▸ WORK TO COMPLETE: Go through the data and copy every line exactly, but not the images.

▸ TASK INPUTS:
[Start]

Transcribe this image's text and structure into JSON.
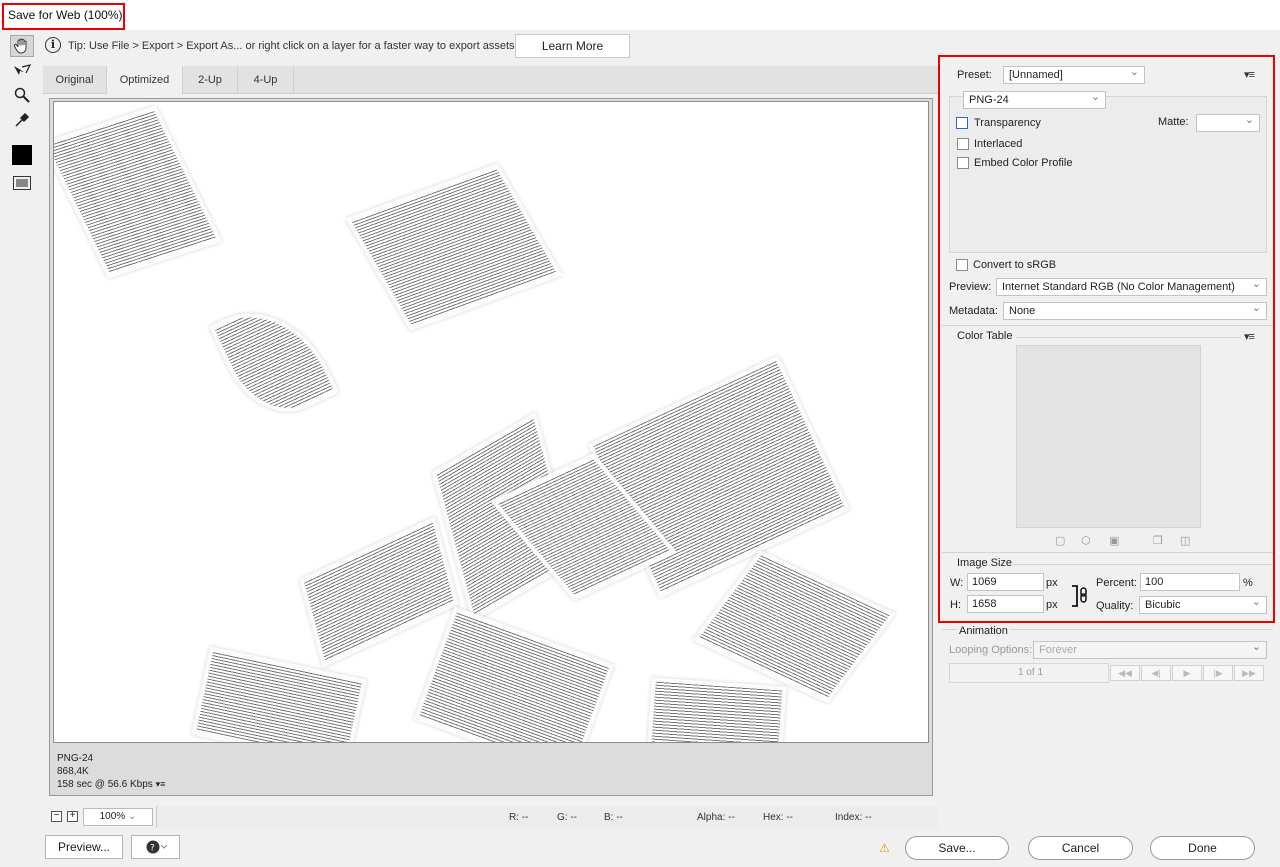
{
  "window": {
    "title": "Save for Web (100%)"
  },
  "tip": {
    "text": "Tip: Use File > Export > Export As...  or right click on a layer for a faster way to export assets",
    "learn_more": "Learn More"
  },
  "tools": [
    "hand-icon",
    "slice-select-icon",
    "zoom-icon",
    "eyedropper-icon",
    "color-swatch",
    "toggle-slices-icon"
  ],
  "tabs": [
    {
      "label": "Original"
    },
    {
      "label": "Optimized"
    },
    {
      "label": "2-Up"
    },
    {
      "label": "4-Up"
    }
  ],
  "preview": {
    "format": "PNG-24",
    "size": "868,4K",
    "time": "158 sec @ 56.6 Kbps"
  },
  "zoombar": {
    "zoom": "100%",
    "r": "R: --",
    "g": "G: --",
    "b": "B: --",
    "alpha": "Alpha: --",
    "hex": "Hex: --",
    "index": "Index: --"
  },
  "panel": {
    "preset_label": "Preset:",
    "preset_value": "[Unnamed]",
    "format_value": "PNG-24",
    "transparency": "Transparency",
    "matte": "Matte:",
    "interlaced": "Interlaced",
    "embed_profile": "Embed Color Profile",
    "convert_srgb": "Convert to sRGB",
    "preview_label": "Preview:",
    "preview_value": "Internet Standard RGB (No Color Management)",
    "metadata_label": "Metadata:",
    "metadata_value": "None",
    "color_table": "Color Table",
    "image_size": "Image Size",
    "w_label": "W:",
    "w_value": "1069",
    "h_label": "H:",
    "h_value": "1658",
    "px": "px",
    "percent_label": "Percent:",
    "percent_value": "100",
    "pct": "%",
    "quality_label": "Quality:",
    "quality_value": "Bicubic",
    "animation": "Animation",
    "looping_label": "Looping Options:",
    "looping_value": "Forever",
    "frame_counter": "1 of 1"
  },
  "buttons": {
    "preview": "Preview...",
    "save": "Save...",
    "cancel": "Cancel",
    "done": "Done"
  }
}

[End]

▸ REPLY:
Transcribe this image's text and structure into JSON.
{
  "window": {
    "title": "Save for Web (100%)"
  },
  "tip": {
    "text": "Tip: Use File > Export > Export As...  or right click on a layer for a faster way to export assets",
    "learn_more": "Learn More"
  },
  "tools": [
    "hand-icon",
    "slice-select-icon",
    "zoom-icon",
    "eyedropper-icon",
    "color-swatch",
    "toggle-slices-icon"
  ],
  "tabs": [
    {
      "label": "Original"
    },
    {
      "label": "Optimized"
    },
    {
      "label": "2-Up"
    },
    {
      "label": "4-Up"
    }
  ],
  "preview": {
    "format": "PNG-24",
    "size": "868,4K",
    "time": "158 sec @ 56.6 Kbps"
  },
  "zoombar": {
    "zoom": "100%",
    "r": "R: --",
    "g": "G: --",
    "b": "B: --",
    "alpha": "Alpha: --",
    "hex": "Hex: --",
    "index": "Index: --"
  },
  "panel": {
    "preset_label": "Preset:",
    "preset_value": "[Unnamed]",
    "format_value": "PNG-24",
    "transparency": "Transparency",
    "matte": "Matte:",
    "interlaced": "Interlaced",
    "embed_profile": "Embed Color Profile",
    "convert_srgb": "Convert to sRGB",
    "preview_label": "Preview:",
    "preview_value": "Internet Standard RGB (No Color Management)",
    "metadata_label": "Metadata:",
    "metadata_value": "None",
    "color_table": "Color Table",
    "image_size": "Image Size",
    "w_label": "W:",
    "w_value": "1069",
    "h_label": "H:",
    "h_value": "1658",
    "px": "px",
    "percent_label": "Percent:",
    "percent_value": "100",
    "pct": "%",
    "quality_label": "Quality:",
    "quality_value": "Bicubic",
    "animation": "Animation",
    "looping_label": "Looping Options:",
    "looping_value": "Forever",
    "frame_counter": "1 of 1"
  },
  "buttons": {
    "preview": "Preview...",
    "save": "Save...",
    "cancel": "Cancel",
    "done": "Done"
  }
}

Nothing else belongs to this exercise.